■ Exercise aim ■
Any pictures in the records below should be skipped; write out everything else exactly.

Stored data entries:
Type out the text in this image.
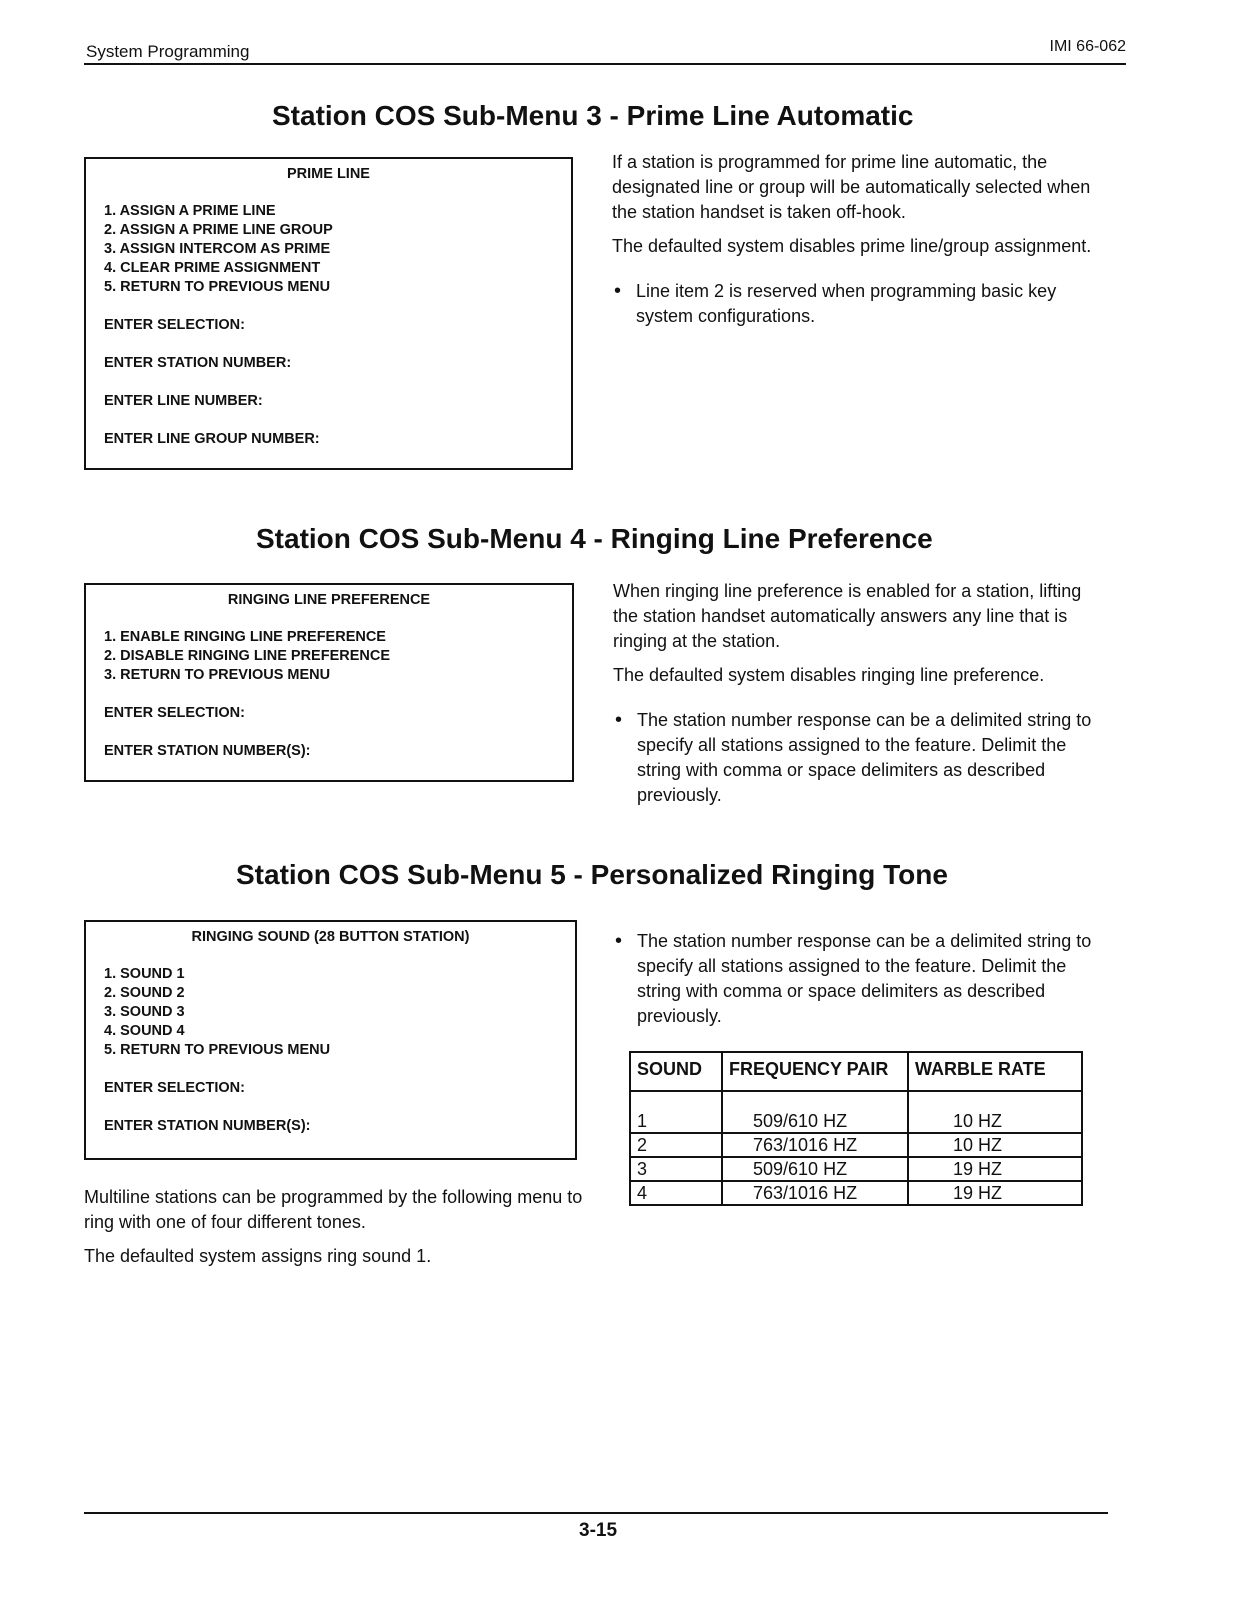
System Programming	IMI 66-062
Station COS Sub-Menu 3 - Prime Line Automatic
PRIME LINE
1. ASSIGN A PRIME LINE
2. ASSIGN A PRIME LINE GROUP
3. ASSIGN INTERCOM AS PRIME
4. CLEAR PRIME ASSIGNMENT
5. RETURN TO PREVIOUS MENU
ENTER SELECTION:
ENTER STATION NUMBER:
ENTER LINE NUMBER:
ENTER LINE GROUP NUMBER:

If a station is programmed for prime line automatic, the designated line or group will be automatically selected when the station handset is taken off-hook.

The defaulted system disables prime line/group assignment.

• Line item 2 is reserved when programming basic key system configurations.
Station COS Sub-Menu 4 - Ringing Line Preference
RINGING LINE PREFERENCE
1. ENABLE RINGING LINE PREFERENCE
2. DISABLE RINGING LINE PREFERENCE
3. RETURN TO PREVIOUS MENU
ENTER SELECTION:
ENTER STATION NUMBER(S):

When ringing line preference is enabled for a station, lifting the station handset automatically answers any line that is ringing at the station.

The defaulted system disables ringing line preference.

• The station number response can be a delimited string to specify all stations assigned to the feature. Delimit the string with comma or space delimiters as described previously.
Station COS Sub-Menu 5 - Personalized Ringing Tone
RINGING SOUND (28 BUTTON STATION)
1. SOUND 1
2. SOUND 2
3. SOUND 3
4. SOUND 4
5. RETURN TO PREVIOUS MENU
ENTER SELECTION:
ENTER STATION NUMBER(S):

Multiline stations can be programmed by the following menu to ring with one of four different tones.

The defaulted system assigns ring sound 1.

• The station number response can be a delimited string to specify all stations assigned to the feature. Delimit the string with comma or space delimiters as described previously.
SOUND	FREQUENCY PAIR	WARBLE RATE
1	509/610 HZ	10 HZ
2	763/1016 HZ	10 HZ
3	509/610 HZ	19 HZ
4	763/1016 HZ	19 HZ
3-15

■ Output ■
Type out the text in this image.
System Programming	IMI 66-062
Station COS Sub-Menu 3 - Prime Line Automatic
PRIME LINE
1. ASSIGN A PRIME LINE
2. ASSIGN A PRIME LINE GROUP
3. ASSIGN INTERCOM AS PRIME
4. CLEAR PRIME ASSIGNMENT
5. RETURN TO PREVIOUS MENU
ENTER SELECTION:
ENTER STATION NUMBER:
ENTER LINE NUMBER:
ENTER LINE GROUP NUMBER:

If a station is programmed for prime line automatic, the designated line or group will be automatically selected when the station handset is taken off-hook.

The defaulted system disables prime line/group assignment.

• Line item 2 is reserved when programming basic key system configurations.
Station COS Sub-Menu 4 - Ringing Line Preference
RINGING LINE PREFERENCE
1. ENABLE RINGING LINE PREFERENCE
2. DISABLE RINGING LINE PREFERENCE
3. RETURN TO PREVIOUS MENU
ENTER SELECTION:
ENTER STATION NUMBER(S):

When ringing line preference is enabled for a station, lifting the station handset automatically answers any line that is ringing at the station.

The defaulted system disables ringing line preference.

• The station number response can be a delimited string to specify all stations assigned to the feature. Delimit the string with comma or space delimiters as described previously.
Station COS Sub-Menu 5 - Personalized Ringing Tone
RINGING SOUND (28 BUTTON STATION)
1. SOUND 1
2. SOUND 2
3. SOUND 3
4. SOUND 4
5. RETURN TO PREVIOUS MENU
ENTER SELECTION:
ENTER STATION NUMBER(S):

Multiline stations can be programmed by the following menu to ring with one of four different tones.

The defaulted system assigns ring sound 1.

• The station number response can be a delimited string to specify all stations assigned to the feature. Delimit the string with comma or space delimiters as described previously.
SOUND	FREQUENCY PAIR	WARBLE RATE
1	509/610 HZ	10 HZ
2	763/1016 HZ	10 HZ
3	509/610 HZ	19 HZ
4	763/1016 HZ	19 HZ
3-15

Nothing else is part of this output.